- _TASK REQUIREMENTS_
Track down every line below that holds "this" and copy it.

-------- EXERCISE DATA --------

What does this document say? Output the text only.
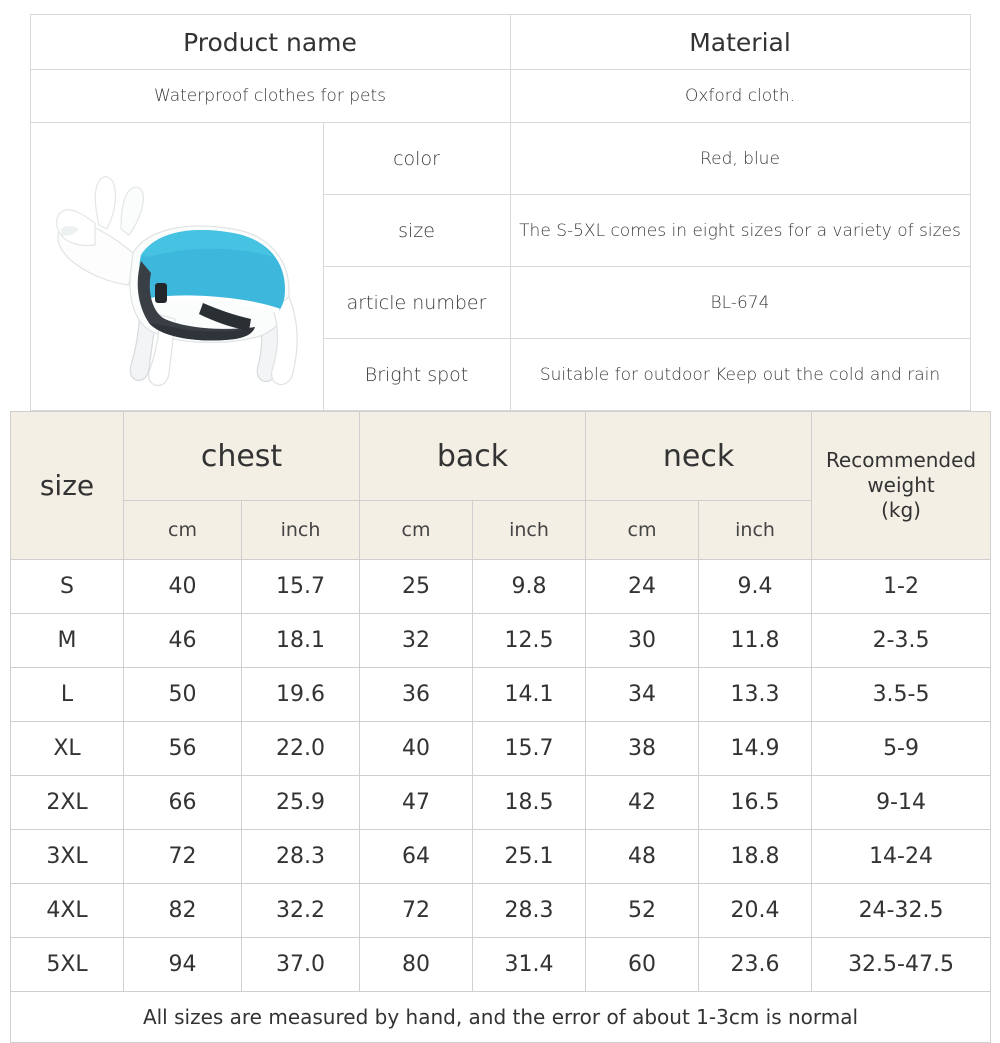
Product name		Material
Waterproof clothes for pets		Oxford cloth.

	color	Red, blue
	size	The S-5XL comes in eight sizes for a variety of sizes
	article number	BL-674
	Bright spot	Suitable for outdoor Keep out the cold and rain
size	chest		back		neck		Recommended weight
(kg)

	cm	inch	cm	inch	cm	inch	
S	40	15.7	25	9.8	24	9.4	1-2
M	46	18.1	32	12.5	30	11.8	2-3.5
L	50	19.6	36	14.1	34	13.3	3.5-5
XL	56	22.0	40	15.7	38	14.9	5-9
2XL	66	25.9	47	18.5	42	16.5	9-14
3XL	72	28.3	64	25.1	48	18.8	14-24
4XL	82	32.2	72	28.3	52	20.4	24-32.5
5XL	94	37.0	80	31.4	60	23.6	32.5-47.5
All sizes are measured by hand, and the error of about 1-3cm is normal							
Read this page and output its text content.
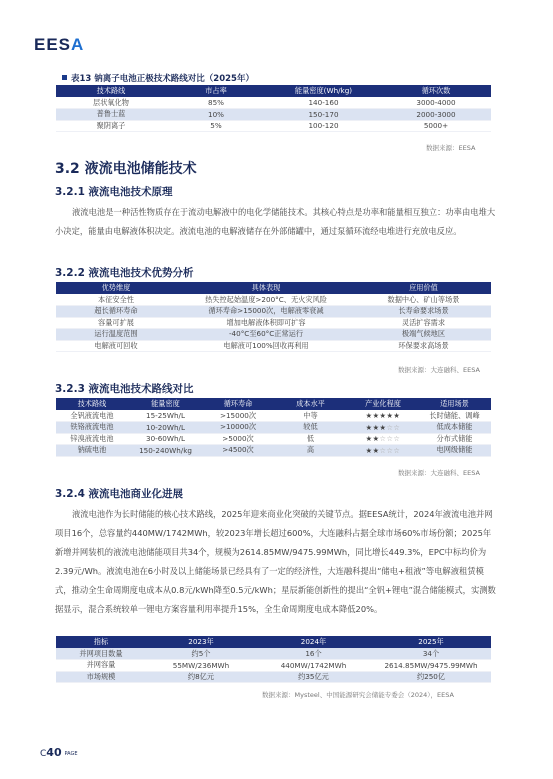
EESA
表13 钠离子电池正极技术路线对比（2025年）
技术路线	市占率	能量密度(Wh/kg)	循环次数
层状氧化物	85%	140-160	3000-4000
普鲁士蓝	10%	150-170	2000-3000
聚阴离子	5%	100-120	5000+
数据来源：EESA
3.2 液流电池储能技术
3.2.1 液流电池技术原理

液流电池是一种活性物质存在于流动电解液中的电化学储能技术。其核心特点是功率和能量相互独立：功率由电堆大小决定，能量由电解液体积决定。液流电池的电解液储存在外部储罐中，通过泵循环流经电堆进行充放电反应。

3.2.2 液流电池技术优势分析
优势维度	具体表现	应用价值
本征安全性	热失控起始温度>200°C、无火灾风险	数据中心、矿山等场景
超长循环寿命	循环寿命>15000次，电解液零衰减	长寿命要求场景
容量可扩展	增加电解液体积即可扩容	灵活扩容需求
运行温度范围	-40°C至60°C正常运行	极端气候地区
电解液可回收	电解液可100%回收再利用	环保要求高场景
数据来源：大连融科、EESA
3.2.3 液流电池技术路线对比
技术路线	能量密度	循环寿命	成本水平	产业化程度	适用场景
全钒液流电池	15-25Wh/L	>15000次	中等	★★★★★	长时储能、调峰
铁铬液流电池	10-20Wh/L	>10000次	较低	★★★☆☆	低成本储能
锌溴液流电池	30-60Wh/L	>5000次	低	★★☆☆☆	分布式储能
钠硫电池	150-240Wh/kg	>4500次	高	★★☆☆☆	电网级储能
数据来源：大连融科、EESA
3.2.4 液流电池商业化进展

液流电池作为长时储能的核心技术路线，2025年迎来商业化突破的关键节点。据EESA统计，2024年液流电池并网项目16个，总容量约440MW/1742MWh，较2023年增长超过600%，大连融科占据全球市场60%市场份额；2025年新增并网装机的液流电池储能项目共34个，规模为2614.85MW/9475.99MWh，同比增长449.3%，EPC中标均价为2.39元/Wh。液流电池在6小时及以上储能场景已经具有了一定的经济性，大连融科提出“储电+租液”等电解液租赁模式，推动全生命周期度电成本从0.8元/kWh降至0.5元/kWh；星辰新能创新性的提出“全钒+锂电”混合储能模式，实测数据显示，混合系统较单一锂电方案容量利用率提升15%，全生命周期度电成本降低20%。

指标	2023年	2024年	2025年
并网项目数量	约5个	16个	34个
并网容量	55MW/236MWh	440MW/1742MWh	2614.85MW/9475.99MWh
市场规模	约8亿元	约35亿元	约250亿
数据来源：Mysteel、中国能源研究会储能专委会（2024），EESA
C40 PAGE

--------

- _SOLUTION TO THE EXERCISE_
What does this document say? Output the text only.
Read this page and output its text content.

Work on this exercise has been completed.